→ **Supplied text**
The law allows this "baby-steps" approach, and so far the costs to patent applicants for using this strategy have been manageable. But the PTO has recently proposed new, higher fees for patent services, which, if approved by Congress, would significantly raise the costs of patent application and maintenance. These higher fees would in effect penalize patent applicants for filing continuation or divisional applications, particularly for independent claims. The fees would increase exponentially — literally — for each independent claim.

To illustrate how substantial the costs may be under the PTO's proposed exponential fee calculation system, consider the following examples:

  1. The proposed filing fee for an application — under 50 pages — having three independent claims and 47 dependent claims would be over $15,000 (currently the fee for the same application is about $5,200), with that proposed fee rising to over $70,000 for an application under 50 pages having 20 independent claims. The cost would skyrocket to more than $58 million for an application under 50 pages having 50 independent claims.

→ **Set exercise 1**
Quote the part of the passage on proposed patent fees that opens with the words containing "1. The proposed" and closes with "50 independent claims.".
→ **Set exercise 2**
Extend the passage on proposed patent fees, picking up after its last sentence.
The lines are separate material with no connection to the passage on proposed patent fees.

→ **Extracted material**

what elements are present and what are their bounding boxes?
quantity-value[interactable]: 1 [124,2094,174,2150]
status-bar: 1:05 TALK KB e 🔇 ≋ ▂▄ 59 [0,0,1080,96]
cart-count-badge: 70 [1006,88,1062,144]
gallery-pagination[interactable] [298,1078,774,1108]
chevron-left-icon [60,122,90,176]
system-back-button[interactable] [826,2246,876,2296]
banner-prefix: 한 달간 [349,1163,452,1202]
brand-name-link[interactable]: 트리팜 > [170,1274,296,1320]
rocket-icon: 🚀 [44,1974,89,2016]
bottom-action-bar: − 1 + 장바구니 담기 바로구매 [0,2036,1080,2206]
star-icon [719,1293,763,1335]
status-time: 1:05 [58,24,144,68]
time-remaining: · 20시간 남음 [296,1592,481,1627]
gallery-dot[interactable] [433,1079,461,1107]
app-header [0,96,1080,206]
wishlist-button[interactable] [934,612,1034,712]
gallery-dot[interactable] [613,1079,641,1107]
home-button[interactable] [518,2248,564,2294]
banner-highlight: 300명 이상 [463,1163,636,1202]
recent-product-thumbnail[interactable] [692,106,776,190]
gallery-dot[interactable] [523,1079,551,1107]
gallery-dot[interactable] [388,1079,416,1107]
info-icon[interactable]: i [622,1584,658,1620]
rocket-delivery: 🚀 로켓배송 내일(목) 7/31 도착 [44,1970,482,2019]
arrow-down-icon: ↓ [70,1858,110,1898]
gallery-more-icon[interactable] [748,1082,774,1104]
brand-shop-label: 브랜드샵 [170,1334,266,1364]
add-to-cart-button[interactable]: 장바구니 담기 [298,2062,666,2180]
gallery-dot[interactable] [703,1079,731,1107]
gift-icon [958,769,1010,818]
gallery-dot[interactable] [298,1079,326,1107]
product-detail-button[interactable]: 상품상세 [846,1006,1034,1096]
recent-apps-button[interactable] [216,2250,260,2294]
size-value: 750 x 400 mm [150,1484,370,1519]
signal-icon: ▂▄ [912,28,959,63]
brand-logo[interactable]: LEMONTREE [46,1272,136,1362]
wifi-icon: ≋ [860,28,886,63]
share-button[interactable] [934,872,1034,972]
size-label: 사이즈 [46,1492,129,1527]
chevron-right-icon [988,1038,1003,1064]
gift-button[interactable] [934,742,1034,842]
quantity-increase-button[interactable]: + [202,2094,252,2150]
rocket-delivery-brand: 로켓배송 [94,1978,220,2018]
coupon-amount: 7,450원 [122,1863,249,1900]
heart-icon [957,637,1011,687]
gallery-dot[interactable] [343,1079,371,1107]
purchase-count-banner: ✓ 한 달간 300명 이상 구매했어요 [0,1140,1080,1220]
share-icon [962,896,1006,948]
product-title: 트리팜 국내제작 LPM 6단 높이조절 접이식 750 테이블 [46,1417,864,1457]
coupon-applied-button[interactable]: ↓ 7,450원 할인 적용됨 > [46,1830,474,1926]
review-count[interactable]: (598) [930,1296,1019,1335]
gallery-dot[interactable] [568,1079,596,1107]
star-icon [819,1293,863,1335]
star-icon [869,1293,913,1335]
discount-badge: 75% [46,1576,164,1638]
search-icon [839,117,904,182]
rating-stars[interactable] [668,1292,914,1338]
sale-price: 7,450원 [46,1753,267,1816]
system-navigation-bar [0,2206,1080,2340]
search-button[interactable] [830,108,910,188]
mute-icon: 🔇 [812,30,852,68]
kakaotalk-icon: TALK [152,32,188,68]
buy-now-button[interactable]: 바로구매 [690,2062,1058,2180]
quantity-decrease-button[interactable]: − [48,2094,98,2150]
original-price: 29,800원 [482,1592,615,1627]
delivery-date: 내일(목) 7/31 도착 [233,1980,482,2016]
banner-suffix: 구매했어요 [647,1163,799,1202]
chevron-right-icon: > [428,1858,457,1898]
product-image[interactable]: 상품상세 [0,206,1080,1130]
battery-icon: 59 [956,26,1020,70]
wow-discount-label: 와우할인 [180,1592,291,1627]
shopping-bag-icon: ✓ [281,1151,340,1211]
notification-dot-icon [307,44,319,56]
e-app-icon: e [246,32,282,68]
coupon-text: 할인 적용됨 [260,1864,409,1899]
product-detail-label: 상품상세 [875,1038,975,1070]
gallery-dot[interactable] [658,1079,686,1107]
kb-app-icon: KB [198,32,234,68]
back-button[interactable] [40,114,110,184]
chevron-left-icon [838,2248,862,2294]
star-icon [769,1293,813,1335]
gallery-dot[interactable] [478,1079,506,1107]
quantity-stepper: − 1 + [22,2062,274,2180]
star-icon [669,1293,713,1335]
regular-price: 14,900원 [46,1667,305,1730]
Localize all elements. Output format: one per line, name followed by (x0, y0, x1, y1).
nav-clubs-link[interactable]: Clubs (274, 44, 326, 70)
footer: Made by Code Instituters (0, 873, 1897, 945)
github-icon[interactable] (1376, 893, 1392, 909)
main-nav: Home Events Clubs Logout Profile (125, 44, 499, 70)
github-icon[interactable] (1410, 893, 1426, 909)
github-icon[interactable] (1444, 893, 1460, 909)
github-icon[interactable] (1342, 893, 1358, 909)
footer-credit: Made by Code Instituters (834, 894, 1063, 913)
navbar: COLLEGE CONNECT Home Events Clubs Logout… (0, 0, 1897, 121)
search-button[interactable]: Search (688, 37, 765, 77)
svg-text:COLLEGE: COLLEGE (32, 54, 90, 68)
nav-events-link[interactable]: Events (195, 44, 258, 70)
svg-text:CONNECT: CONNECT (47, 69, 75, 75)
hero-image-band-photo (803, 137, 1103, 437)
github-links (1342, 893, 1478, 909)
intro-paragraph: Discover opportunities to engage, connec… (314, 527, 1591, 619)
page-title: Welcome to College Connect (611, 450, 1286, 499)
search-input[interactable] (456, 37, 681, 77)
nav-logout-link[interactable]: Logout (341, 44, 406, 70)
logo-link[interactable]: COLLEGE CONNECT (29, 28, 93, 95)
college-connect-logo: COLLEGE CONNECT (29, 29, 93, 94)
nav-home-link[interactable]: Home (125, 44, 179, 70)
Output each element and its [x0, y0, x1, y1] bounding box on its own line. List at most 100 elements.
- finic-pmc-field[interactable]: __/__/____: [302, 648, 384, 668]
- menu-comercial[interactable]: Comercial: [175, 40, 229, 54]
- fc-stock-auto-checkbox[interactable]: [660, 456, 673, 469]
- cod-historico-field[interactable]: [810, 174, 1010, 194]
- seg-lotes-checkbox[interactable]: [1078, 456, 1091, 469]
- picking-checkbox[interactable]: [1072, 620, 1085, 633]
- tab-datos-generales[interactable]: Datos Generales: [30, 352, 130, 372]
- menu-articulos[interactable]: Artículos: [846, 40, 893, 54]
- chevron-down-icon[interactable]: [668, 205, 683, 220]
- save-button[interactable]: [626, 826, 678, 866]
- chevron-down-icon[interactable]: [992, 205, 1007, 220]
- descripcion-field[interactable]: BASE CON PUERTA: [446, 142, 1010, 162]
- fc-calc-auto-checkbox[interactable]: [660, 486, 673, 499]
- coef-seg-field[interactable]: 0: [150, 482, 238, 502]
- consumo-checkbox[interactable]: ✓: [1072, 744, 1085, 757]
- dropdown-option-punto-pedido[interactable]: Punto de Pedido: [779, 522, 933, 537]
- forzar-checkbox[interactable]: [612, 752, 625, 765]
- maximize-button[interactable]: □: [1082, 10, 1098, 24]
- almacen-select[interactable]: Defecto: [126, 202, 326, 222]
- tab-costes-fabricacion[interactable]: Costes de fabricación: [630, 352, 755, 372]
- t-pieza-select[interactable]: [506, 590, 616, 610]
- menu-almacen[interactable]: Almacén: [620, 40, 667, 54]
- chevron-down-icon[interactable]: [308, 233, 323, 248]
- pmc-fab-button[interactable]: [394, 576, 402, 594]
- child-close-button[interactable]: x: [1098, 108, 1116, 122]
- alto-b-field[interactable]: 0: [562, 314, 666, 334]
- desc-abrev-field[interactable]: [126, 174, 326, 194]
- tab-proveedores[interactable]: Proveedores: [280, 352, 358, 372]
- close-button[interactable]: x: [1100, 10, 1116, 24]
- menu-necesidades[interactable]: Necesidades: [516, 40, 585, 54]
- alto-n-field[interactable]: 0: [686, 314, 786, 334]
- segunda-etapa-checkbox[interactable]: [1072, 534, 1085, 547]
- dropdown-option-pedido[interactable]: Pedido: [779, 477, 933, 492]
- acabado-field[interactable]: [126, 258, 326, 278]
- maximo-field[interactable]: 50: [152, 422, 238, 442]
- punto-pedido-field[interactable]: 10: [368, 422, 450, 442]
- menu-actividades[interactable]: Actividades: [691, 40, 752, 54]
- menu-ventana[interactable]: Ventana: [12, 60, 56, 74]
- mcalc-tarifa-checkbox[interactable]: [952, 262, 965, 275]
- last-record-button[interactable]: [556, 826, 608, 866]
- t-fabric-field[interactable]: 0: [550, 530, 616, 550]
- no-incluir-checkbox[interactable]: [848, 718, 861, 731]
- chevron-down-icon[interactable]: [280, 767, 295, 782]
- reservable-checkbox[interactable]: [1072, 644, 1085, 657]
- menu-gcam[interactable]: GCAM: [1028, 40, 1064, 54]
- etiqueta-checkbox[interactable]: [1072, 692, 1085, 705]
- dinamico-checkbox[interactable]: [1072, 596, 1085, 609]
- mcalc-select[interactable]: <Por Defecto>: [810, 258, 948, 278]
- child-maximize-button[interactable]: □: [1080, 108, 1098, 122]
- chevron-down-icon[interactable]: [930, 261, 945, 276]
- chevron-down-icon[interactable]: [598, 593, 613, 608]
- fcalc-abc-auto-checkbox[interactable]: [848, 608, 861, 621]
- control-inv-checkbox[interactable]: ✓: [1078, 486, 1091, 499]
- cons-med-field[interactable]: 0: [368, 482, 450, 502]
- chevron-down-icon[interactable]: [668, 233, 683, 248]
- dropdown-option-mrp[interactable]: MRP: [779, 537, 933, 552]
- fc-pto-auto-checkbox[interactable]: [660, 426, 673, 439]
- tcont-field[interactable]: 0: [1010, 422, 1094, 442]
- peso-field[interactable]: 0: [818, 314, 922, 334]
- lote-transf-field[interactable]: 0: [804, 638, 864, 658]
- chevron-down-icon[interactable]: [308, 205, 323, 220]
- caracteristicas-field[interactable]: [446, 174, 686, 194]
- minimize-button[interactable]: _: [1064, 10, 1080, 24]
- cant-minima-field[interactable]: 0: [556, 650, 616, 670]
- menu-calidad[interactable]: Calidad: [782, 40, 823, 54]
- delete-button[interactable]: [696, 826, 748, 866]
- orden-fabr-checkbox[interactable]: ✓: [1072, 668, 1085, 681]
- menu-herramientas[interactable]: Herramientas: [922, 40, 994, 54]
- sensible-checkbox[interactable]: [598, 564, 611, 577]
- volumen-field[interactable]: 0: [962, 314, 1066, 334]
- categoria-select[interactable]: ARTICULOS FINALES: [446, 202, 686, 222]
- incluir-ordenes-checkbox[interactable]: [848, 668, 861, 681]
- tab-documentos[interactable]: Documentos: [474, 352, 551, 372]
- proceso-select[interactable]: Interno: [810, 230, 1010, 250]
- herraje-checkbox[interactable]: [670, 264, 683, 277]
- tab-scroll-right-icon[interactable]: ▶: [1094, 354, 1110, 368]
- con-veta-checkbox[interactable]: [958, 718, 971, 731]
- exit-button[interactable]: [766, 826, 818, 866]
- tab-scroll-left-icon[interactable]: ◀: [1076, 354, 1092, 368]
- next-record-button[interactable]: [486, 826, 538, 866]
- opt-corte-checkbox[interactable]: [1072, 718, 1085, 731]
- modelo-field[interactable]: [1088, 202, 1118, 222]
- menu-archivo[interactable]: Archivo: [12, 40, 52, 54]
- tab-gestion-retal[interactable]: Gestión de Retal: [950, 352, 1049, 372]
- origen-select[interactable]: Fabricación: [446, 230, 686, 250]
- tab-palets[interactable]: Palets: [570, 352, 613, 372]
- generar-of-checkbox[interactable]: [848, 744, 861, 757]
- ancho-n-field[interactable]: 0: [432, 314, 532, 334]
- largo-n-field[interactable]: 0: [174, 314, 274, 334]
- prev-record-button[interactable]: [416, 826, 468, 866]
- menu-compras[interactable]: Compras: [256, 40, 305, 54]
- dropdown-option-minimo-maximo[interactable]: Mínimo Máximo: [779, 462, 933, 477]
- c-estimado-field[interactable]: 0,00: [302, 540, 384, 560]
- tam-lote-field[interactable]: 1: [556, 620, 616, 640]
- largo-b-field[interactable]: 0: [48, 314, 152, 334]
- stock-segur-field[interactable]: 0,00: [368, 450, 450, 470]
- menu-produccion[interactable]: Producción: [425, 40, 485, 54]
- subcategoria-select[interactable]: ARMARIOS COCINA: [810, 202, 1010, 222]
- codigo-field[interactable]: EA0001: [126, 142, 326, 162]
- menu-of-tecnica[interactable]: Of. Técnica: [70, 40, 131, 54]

→ **Result 1**
1. The proposed filing fee for an application — under 50 pages — having three independent claims and 47 dependent claims would be over $15,000 (currently the fee for the same application is about $5,200), with that proposed fee rising to over $70,000 for an application under 50 pages having 20 independent claims. The cost would skyrocket to more than $58 million for an application under 50 pages having 50 independent claims.

→ **Result 2**
  2. The proposed "transitional fee" for an obviousness-type double-patenting rejection (which can arise from the baby-steps approach) with regard to one other pending application or patent is $10,680. That fee would rise to $13,350 when the rejection involves two other pending applications or patents, and to $16,690 when three other pending applications or patents are rejected.
  3. The proposed transitional fee for an application that contains a reference to three earlier filed applications (such as a series of continuations) is $1,000; this rises to $2,000 when the reference is to four earlier filed applications; to $4,000 when five earlier filed applications are referenced; and to $8,000 for six.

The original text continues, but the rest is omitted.